== DESCRIPTION OF THE TASK ==
Convert the records from the line with "name-cell: 导购角色认知 [159,472,233,551]" to the line with "cell: 专业提升课程 [240,328,390,357]", both included, into a Markdown table with the columns Row and Line, one numbered row per line and no rows for blank lines.

== DATA EXCERPTS ==
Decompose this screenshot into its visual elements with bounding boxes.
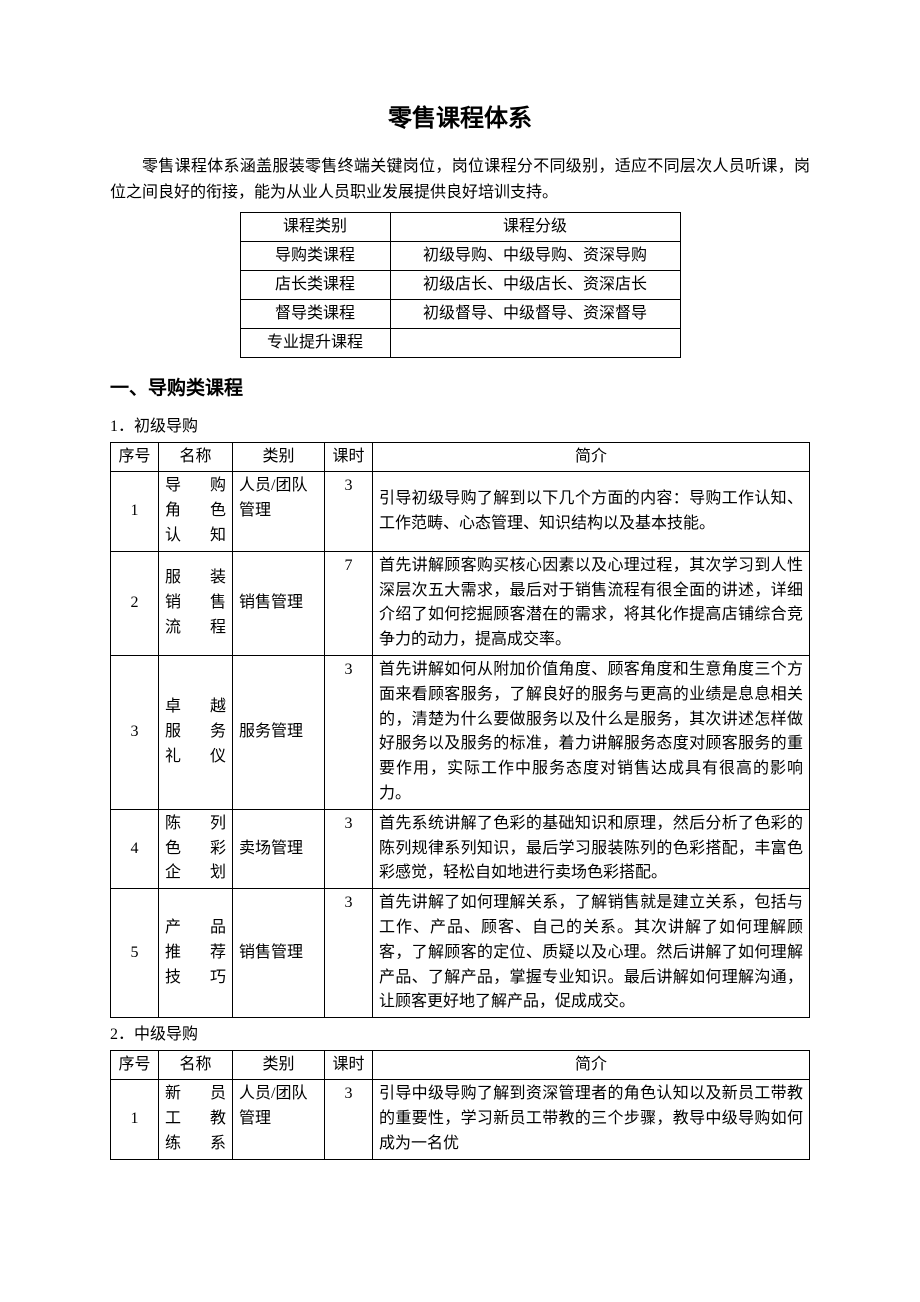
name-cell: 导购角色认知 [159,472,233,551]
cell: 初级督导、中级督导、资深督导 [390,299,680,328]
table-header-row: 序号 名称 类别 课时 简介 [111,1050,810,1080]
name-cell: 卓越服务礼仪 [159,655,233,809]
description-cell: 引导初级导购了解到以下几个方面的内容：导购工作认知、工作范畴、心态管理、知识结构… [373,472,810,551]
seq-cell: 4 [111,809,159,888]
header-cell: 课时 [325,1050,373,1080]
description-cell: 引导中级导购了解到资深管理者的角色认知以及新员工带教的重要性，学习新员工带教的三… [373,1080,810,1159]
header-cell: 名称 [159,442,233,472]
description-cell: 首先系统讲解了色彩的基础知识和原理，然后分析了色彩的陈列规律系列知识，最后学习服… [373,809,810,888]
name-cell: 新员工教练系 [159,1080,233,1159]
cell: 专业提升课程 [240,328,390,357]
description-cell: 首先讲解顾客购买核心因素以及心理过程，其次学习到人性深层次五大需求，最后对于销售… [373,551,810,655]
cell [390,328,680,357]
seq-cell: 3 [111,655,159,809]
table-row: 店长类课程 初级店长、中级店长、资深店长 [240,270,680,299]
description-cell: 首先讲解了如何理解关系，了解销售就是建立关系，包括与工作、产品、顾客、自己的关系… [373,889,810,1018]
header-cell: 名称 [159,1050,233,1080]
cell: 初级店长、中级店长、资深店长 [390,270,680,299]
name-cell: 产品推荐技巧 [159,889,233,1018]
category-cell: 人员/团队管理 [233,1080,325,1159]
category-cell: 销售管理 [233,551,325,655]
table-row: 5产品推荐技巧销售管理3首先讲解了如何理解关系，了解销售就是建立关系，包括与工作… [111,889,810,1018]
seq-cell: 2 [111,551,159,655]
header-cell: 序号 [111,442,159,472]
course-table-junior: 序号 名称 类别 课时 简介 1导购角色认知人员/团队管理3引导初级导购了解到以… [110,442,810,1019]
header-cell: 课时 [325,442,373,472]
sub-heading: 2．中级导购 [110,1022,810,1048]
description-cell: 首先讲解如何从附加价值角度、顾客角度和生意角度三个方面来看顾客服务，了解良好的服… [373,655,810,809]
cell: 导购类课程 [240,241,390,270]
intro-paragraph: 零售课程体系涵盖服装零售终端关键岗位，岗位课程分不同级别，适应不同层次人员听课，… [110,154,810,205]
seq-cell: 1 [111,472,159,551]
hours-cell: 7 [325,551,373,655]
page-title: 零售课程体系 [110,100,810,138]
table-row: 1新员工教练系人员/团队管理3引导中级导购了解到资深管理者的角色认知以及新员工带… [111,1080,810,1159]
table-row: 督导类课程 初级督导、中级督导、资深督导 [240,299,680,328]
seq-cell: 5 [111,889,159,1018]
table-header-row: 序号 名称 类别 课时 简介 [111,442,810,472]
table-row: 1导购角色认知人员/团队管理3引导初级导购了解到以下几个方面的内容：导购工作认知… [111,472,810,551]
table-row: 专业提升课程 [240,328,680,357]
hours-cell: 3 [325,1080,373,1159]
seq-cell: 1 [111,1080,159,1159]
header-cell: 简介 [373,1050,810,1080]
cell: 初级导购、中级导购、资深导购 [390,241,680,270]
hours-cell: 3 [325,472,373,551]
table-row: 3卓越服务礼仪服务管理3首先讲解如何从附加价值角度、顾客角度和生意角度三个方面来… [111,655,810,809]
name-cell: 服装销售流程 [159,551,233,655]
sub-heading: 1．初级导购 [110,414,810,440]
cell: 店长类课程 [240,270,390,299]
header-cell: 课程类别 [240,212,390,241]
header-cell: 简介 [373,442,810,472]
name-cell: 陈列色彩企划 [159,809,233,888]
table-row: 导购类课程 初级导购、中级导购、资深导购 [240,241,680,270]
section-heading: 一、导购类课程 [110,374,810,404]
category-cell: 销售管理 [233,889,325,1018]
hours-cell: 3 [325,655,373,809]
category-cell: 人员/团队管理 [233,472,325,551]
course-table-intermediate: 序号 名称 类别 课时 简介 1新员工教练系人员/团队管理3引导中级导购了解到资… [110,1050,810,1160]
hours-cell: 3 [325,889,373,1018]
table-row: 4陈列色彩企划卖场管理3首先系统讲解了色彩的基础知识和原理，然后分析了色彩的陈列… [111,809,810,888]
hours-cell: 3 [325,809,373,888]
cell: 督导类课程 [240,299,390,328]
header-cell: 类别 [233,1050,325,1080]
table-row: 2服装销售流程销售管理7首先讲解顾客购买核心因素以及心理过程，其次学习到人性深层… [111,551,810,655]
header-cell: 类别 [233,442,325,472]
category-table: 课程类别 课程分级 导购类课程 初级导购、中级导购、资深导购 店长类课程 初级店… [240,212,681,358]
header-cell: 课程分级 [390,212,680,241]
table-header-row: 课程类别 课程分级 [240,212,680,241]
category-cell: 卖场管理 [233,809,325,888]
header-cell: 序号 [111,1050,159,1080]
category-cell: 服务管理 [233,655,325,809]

...

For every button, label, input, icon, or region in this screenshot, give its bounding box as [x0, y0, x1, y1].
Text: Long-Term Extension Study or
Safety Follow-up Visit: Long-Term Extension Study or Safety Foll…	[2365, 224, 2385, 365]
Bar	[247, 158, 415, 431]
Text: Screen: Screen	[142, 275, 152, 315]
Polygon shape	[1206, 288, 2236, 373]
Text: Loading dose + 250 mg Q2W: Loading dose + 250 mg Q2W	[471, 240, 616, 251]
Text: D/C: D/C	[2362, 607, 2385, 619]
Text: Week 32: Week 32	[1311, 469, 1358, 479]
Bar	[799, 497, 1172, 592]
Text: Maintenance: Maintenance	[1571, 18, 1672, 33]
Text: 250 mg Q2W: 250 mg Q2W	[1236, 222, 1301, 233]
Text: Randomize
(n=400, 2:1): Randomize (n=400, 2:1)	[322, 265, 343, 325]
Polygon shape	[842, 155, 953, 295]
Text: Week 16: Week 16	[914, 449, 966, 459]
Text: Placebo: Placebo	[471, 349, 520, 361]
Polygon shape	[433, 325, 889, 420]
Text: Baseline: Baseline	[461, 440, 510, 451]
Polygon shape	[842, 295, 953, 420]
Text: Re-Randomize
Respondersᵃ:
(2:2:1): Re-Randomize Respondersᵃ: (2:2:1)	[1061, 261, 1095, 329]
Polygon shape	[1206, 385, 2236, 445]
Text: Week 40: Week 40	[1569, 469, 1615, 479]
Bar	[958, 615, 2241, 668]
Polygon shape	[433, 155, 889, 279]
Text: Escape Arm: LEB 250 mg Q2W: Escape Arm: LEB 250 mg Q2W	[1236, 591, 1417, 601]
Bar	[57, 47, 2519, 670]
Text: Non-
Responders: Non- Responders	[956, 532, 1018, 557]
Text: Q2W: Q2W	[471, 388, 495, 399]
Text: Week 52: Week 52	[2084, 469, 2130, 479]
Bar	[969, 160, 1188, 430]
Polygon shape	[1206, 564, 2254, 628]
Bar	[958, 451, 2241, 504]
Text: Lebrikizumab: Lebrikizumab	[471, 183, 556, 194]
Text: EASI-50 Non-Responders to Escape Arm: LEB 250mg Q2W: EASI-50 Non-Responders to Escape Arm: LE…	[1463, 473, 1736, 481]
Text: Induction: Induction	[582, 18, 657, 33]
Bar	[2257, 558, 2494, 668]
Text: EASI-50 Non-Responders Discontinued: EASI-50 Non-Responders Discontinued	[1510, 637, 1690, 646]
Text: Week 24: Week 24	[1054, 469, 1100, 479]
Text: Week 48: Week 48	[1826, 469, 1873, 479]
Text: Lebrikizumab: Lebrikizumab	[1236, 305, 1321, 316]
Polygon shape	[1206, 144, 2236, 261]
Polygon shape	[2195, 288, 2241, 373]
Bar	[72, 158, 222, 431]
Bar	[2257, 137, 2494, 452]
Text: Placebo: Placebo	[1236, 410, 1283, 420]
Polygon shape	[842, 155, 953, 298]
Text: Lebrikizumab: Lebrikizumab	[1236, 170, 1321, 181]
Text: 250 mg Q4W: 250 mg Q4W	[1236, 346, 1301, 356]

== RESULT OF THIS TASK ==
| Row | Line |
|---|---|
| 1 | name-cell: 导购角色认知 [159,472,233,551] |
| 2 | cell: 初级督导、中级督导、资深督导 [390,299,680,328] |
| 3 | table-header-row: 序号 名称 类别 课时 简介 [111,1050,810,1080] |
| 4 | name-cell: 卓越服务礼仪 [159,655,233,809] |
| 5 | description-cell: 引导初级导购了解到以下几个方面的内容：导购工作认知、工作范畴、心态管理、知识结构… [373,472,810,551] |
| 6 | seq-cell: 4 [111,809,159,888] |
| 7 | header-cell: 课时 [325,1050,373,1080] |
| 8 | description-cell: 引导中级导购了解到资深管理者的角色认知以及新员工带教的重要性，学习新员工带教的三… [373,1080,810,1159] |
| 9 | header-cell: 名称 [159,442,233,472] |
| 10 | description-cell: 首先系统讲解了色彩的基础知识和原理，然后分析了色彩的陈列规律系列知识，最后学习服… [373,809,810,888] |
| 11 | name-cell: 新员工教练系 [159,1080,233,1159] |
| 12 | cell: 专业提升课程 [240,328,390,357] |